§ **Task brief**:
Leaving out the pictures, transcribe all of the records faithfully.

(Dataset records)

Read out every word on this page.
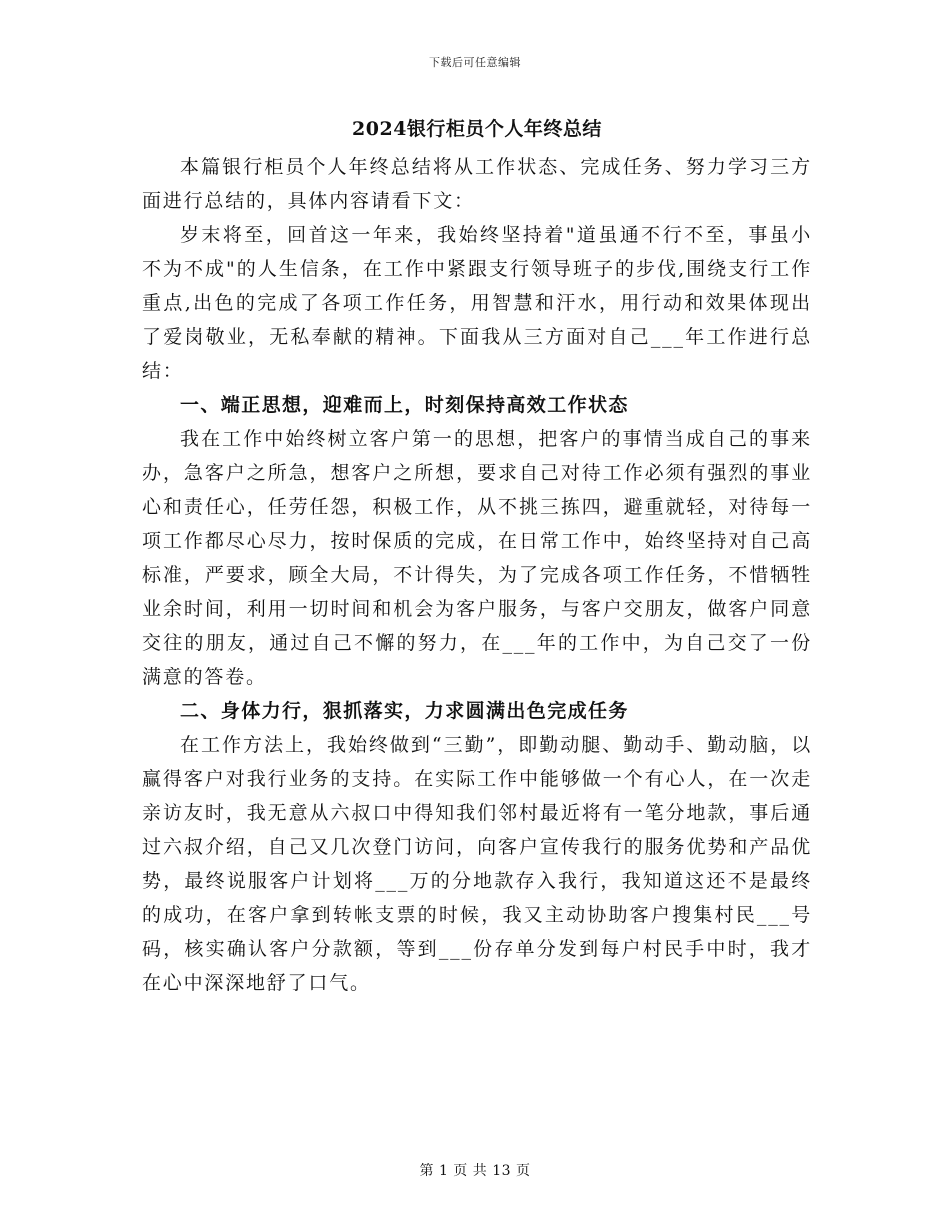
下载后可任意编辑
2024银行柜员个人年终总结

本篇银行柜员个人年终总结将从工作状态、完成任务、努力学习三方面进行总结的，具体内容请看下文：

岁末将至，回首这一年来，我始终坚持着"道虽通不行不至，事虽小不为不成"的人生信条，在工作中紧跟支行领导班子的步伐,围绕支行工作重点,出色的完成了各项工作任务，用智慧和汗水，用行动和效果体现出了爱岗敬业，无私奉献的精神。下面我从三方面对自己___年工作进行总结：

一、端正思想，迎难而上，时刻保持高效工作状态

我在工作中始终树立客户第一的思想，把客户的事情当成自己的事来办，急客户之所急，想客户之所想，要求自己对待工作必须有强烈的事业心和责任心，任劳任怨，积极工作，从不挑三拣四，避重就轻，对待每一项工作都尽心尽力，按时保质的完成，在日常工作中，始终坚持对自己高标准，严要求，顾全大局，不计得失，为了完成各项工作任务，不惜牺牲业余时间，利用一切时间和机会为客户服务，与客户交朋友，做客户同意交往的朋友，通过自己不懈的努力，在___年的工作中，为自己交了一份满意的答卷。

二、身体力行，狠抓落实，力求圆满出色完成任务

在工作方法上，我始终做到“三勤”，即勤动腿、勤动手、勤动脑，以赢得客户对我行业务的支持。在实际工作中能够做一个有心人，在一次走亲访友时，我无意从六叔口中得知我们邻村最近将有一笔分地款，事后通过六叔介绍，自己又几次登门访问，向客户宣传我行的服务优势和产品优势，最终说服客户计划将___万的分地款存入我行，我知道这还不是最终的成功，在客户拿到转帐支票的时候，我又主动协助客户搜集村民___号码，核实确认客户分款额，等到___份存单分发到每户村民手中时，我才在心中深深地舒了口气。

第 1 页 共 13 页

§ **Output below**:
Read out every word on this page.
下载后可任意编辑
2024银行柜员个人年终总结

本篇银行柜员个人年终总结将从工作状态、完成任务、努力学习三方面进行总结的，具体内容请看下文：

岁末将至，回首这一年来，我始终坚持着"道虽通不行不至，事虽小不为不成"的人生信条，在工作中紧跟支行领导班子的步伐,围绕支行工作重点,出色的完成了各项工作任务，用智慧和汗水，用行动和效果体现出了爱岗敬业，无私奉献的精神。下面我从三方面对自己___年工作进行总结：

一、端正思想，迎难而上，时刻保持高效工作状态

我在工作中始终树立客户第一的思想，把客户的事情当成自己的事来办，急客户之所急，想客户之所想，要求自己对待工作必须有强烈的事业心和责任心，任劳任怨，积极工作，从不挑三拣四，避重就轻，对待每一项工作都尽心尽力，按时保质的完成，在日常工作中，始终坚持对自己高标准，严要求，顾全大局，不计得失，为了完成各项工作任务，不惜牺牲业余时间，利用一切时间和机会为客户服务，与客户交朋友，做客户同意交往的朋友，通过自己不懈的努力，在___年的工作中，为自己交了一份满意的答卷。

二、身体力行，狠抓落实，力求圆满出色完成任务

在工作方法上，我始终做到“三勤”，即勤动腿、勤动手、勤动脑，以赢得客户对我行业务的支持。在实际工作中能够做一个有心人，在一次走亲访友时，我无意从六叔口中得知我们邻村最近将有一笔分地款，事后通过六叔介绍，自己又几次登门访问，向客户宣传我行的服务优势和产品优势，最终说服客户计划将___万的分地款存入我行，我知道这还不是最终的成功，在客户拿到转帐支票的时候，我又主动协助客户搜集村民___号码，核实确认客户分款额，等到___份存单分发到每户村民手中时，我才在心中深深地舒了口气。

第 1 页 共 13 页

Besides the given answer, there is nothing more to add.